____ Records provided
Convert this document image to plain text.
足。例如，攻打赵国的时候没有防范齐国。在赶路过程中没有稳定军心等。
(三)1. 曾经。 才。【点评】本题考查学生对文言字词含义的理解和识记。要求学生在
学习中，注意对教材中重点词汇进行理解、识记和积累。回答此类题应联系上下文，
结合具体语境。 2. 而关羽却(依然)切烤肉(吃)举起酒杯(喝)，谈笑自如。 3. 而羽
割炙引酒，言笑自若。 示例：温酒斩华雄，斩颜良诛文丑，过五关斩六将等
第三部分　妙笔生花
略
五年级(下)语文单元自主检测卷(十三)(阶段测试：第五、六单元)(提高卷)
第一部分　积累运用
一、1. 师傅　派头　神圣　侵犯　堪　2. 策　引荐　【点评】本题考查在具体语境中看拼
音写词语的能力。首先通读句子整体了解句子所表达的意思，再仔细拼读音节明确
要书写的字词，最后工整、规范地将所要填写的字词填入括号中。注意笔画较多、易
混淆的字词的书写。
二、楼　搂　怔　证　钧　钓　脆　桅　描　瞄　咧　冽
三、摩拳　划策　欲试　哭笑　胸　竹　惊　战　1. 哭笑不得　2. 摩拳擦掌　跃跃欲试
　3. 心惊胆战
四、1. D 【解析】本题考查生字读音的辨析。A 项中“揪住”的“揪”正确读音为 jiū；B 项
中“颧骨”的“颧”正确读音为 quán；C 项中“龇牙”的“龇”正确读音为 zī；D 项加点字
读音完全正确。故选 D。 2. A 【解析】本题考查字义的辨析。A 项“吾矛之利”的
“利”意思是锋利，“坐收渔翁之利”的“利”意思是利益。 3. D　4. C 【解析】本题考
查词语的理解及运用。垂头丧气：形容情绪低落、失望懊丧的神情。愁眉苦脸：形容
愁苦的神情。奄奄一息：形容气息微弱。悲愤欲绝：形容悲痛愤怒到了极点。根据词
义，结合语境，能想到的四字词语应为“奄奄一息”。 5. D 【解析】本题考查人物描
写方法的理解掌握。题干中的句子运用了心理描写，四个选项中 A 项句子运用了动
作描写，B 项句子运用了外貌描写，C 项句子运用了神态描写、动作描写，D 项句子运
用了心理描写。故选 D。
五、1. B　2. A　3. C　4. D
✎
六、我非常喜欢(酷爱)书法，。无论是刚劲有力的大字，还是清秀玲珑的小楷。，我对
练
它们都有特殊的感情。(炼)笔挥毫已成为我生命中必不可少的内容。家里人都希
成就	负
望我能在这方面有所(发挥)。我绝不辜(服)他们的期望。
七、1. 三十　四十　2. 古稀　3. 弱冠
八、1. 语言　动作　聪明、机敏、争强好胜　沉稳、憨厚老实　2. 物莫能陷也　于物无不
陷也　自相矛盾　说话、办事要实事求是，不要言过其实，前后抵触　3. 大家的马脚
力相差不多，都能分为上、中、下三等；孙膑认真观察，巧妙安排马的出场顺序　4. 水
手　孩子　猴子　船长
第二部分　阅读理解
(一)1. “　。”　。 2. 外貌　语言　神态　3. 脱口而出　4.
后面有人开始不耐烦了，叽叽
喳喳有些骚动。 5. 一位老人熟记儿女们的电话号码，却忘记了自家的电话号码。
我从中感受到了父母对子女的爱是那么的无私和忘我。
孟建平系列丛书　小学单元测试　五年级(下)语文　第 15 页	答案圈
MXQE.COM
________
Stated exercise: Restate each of the entries above verbatim.

Correct result:
Convert this document image to plain text.
足。例如，攻打赵国的时候没有防范齐国。在赶路过程中没有稳定军心等。
(三)1. 曾经。 才。【点评】本题考查学生对文言字词含义的理解和识记。要求学生在
学习中，注意对教材中重点词汇进行理解、识记和积累。回答此类题应联系上下文，
结合具体语境。 2. 而关羽却(依然)切烤肉(吃)举起酒杯(喝)，谈笑自如。 3. 而羽
割炙引酒，言笑自若。 示例：温酒斩华雄，斩颜良诛文丑，过五关斩六将等
第三部分　妙笔生花
略
五年级(下)语文单元自主检测卷(十三)(阶段测试：第五、六单元)(提高卷)
第一部分　积累运用
一、1. 师傅　派头　神圣　侵犯　堪　2. 策　引荐　【点评】本题考查在具体语境中看拼
音写词语的能力。首先通读句子整体了解句子所表达的意思，再仔细拼读音节明确
要书写的字词，最后工整、规范地将所要填写的字词填入括号中。注意笔画较多、易
混淆的字词的书写。
二、楼　搂　怔　证　钧　钓　脆　桅　描　瞄　咧　冽
三、摩拳　划策　欲试　哭笑　胸　竹　惊　战　1. 哭笑不得　2. 摩拳擦掌　跃跃欲试
　3. 心惊胆战
四、1. D 【解析】本题考查生字读音的辨析。A 项中“揪住”的“揪”正确读音为 jiū；B 项
中“颧骨”的“颧”正确读音为 quán；C 项中“龇牙”的“龇”正确读音为 zī；D 项加点字
读音完全正确。故选 D。 2. A 【解析】本题考查字义的辨析。A 项“吾矛之利”的
“利”意思是锋利，“坐收渔翁之利”的“利”意思是利益。 3. D　4. C 【解析】本题考
查词语的理解及运用。垂头丧气：形容情绪低落、失望懊丧的神情。愁眉苦脸：形容
愁苦的神情。奄奄一息：形容气息微弱。悲愤欲绝：形容悲痛愤怒到了极点。根据词
义，结合语境，能想到的四字词语应为“奄奄一息”。 5. D 【解析】本题考查人物描
写方法的理解掌握。题干中的句子运用了心理描写，四个选项中 A 项句子运用了动
作描写，B 项句子运用了外貌描写，C 项句子运用了神态描写、动作描写，D 项句子运
用了心理描写。故选 D。
五、1. B　2. A　3. C　4. D
✎
六、我非常喜欢(酷爱)书法，。无论是刚劲有力的大字，还是清秀玲珑的小楷。，我对
练
它们都有特殊的感情。(炼)笔挥毫已成为我生命中必不可少的内容。家里人都希
成就	负
望我能在这方面有所(发挥)。我绝不辜(服)他们的期望。
七、1. 三十　四十　2. 古稀　3. 弱冠
八、1. 语言　动作　聪明、机敏、争强好胜　沉稳、憨厚老实　2. 物莫能陷也　于物无不
陷也　自相矛盾　说话、办事要实事求是，不要言过其实，前后抵触　3. 大家的马脚
力相差不多，都能分为上、中、下三等；孙膑认真观察，巧妙安排马的出场顺序　4. 水
手　孩子　猴子　船长
第二部分　阅读理解
(一)1. “　。”　。 2. 外貌　语言　神态　3. 脱口而出　4.
后面有人开始不耐烦了，叽叽
喳喳有些骚动。 5. 一位老人熟记儿女们的电话号码，却忘记了自家的电话号码。
我从中感受到了父母对子女的爱是那么的无私和忘我。
孟建平系列丛书　小学单元测试　五年级(下)语文　第 15 页	答案圈
MXQE.COM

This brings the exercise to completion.